Aim -
Your task is to write out the complete listing exactly as it is shown.

==*==

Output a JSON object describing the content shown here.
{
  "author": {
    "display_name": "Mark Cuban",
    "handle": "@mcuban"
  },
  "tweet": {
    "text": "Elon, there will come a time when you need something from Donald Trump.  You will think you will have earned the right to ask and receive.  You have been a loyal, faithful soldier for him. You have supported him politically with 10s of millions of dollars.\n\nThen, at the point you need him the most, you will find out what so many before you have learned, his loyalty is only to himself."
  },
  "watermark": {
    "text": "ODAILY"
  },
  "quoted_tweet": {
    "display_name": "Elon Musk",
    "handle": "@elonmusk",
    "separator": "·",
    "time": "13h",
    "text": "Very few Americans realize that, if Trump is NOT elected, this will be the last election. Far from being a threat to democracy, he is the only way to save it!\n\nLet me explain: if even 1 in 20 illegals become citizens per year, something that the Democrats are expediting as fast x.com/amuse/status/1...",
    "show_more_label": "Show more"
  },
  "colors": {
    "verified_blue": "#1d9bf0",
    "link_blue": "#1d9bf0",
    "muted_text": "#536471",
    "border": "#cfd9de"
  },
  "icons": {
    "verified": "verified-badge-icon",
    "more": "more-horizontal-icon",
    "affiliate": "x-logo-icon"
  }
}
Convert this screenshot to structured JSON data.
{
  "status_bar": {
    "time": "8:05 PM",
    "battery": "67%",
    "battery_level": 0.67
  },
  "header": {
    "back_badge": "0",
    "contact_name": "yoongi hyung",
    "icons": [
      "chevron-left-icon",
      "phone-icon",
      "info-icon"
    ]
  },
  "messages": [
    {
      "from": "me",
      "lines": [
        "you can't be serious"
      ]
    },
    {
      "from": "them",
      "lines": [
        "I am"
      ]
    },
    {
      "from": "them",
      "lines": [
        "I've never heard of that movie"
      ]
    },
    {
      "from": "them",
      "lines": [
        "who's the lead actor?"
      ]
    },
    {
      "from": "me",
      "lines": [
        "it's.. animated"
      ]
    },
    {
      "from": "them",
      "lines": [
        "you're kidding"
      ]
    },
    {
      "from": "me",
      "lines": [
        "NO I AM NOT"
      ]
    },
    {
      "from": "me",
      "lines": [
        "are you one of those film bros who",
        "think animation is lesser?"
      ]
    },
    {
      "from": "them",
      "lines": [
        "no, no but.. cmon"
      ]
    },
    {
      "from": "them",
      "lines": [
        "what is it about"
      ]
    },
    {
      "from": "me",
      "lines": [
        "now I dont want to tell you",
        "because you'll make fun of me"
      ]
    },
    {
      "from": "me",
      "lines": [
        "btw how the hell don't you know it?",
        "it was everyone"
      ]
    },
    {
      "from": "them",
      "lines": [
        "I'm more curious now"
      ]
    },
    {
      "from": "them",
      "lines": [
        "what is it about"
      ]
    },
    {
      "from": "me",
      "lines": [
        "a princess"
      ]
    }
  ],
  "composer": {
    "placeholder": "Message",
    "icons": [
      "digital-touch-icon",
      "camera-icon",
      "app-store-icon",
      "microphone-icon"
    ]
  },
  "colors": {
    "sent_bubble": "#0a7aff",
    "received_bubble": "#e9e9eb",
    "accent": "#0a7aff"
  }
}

==*==

Correct answer -
Output a JSON object describing the content shown here.
{
  "author": {
    "display_name": "Mark Cuban",
    "handle": "@mcuban"
  },
  "tweet": {
    "text": "Elon, there will come a time when you need something from Donald Trump.  You will think you will have earned the right to ask and receive.  You have been a loyal, faithful soldier for him. You have supported him politically with 10s of millions of dollars.\n\nThen, at the point you need him the most, you will find out what so many before you have learned, his loyalty is only to himself."
  },
  "watermark": {
    "text": "ODAILY"
  },
  "quoted_tweet": {
    "display_name": "Elon Musk",
    "handle": "@elonmusk",
    "separator": "·",
    "time": "13h",
    "text": "Very few Americans realize that, if Trump is NOT elected, this will be the last election. Far from being a threat to democracy, he is the only way to save it!\n\nLet me explain: if even 1 in 20 illegals become citizens per year, something that the Democrats are expediting as fast x.com/amuse/status/1...",
    "show_more_label": "Show more"
  },
  "colors": {
    "verified_blue": "#1d9bf0",
    "link_blue": "#1d9bf0",
    "muted_text": "#536471",
    "border": "#cfd9de"
  },
  "icons": {
    "verified": "verified-badge-icon",
    "more": "more-horizontal-icon",
    "affiliate": "x-logo-icon"
  }
}
Convert this screenshot to structured JSON data.
{
  "status_bar": {
    "time": "8:05 PM",
    "battery": "67%",
    "battery_level": 0.67
  },
  "header": {
    "back_badge": "0",
    "contact_name": "yoongi hyung",
    "icons": [
      "chevron-left-icon",
      "phone-icon",
      "info-icon"
    ]
  },
  "messages": [
    {
      "from": "me",
      "lines": [
        "you can't be serious"
      ]
    },
    {
      "from": "them",
      "lines": [
        "I am"
      ]
    },
    {
      "from": "them",
      "lines": [
        "I've never heard of that movie"
      ]
    },
    {
      "from": "them",
      "lines": [
        "who's the lead actor?"
      ]
    },
    {
      "from": "me",
      "lines": [
        "it's.. animated"
      ]
    },
    {
      "from": "them",
      "lines": [
        "you're kidding"
      ]
    },
    {
      "from": "me",
      "lines": [
        "NO I AM NOT"
      ]
    },
    {
      "from": "me",
      "lines": [
        "are you one of those film bros who",
        "think animation is lesser?"
      ]
    },
    {
      "from": "them",
      "lines": [
        "no, no but.. cmon"
      ]
    },
    {
      "from": "them",
      "lines": [
        "what is it about"
      ]
    },
    {
      "from": "me",
      "lines": [
        "now I dont want to tell you",
        "because you'll make fun of me"
      ]
    },
    {
      "from": "me",
      "lines": [
        "btw how the hell don't you know it?",
        "it was everyone"
      ]
    },
    {
      "from": "them",
      "lines": [
        "I'm more curious now"
      ]
    },
    {
      "from": "them",
      "lines": [
        "what is it about"
      ]
    },
    {
      "from": "me",
      "lines": [
        "a princess"
      ]
    }
  ],
  "composer": {
    "placeholder": "Message",
    "icons": [
      "digital-touch-icon",
      "camera-icon",
      "app-store-icon",
      "microphone-icon"
    ]
  },
  "colors": {
    "sent_bubble": "#0a7aff",
    "received_bubble": "#e9e9eb",
    "accent": "#0a7aff"
  }
}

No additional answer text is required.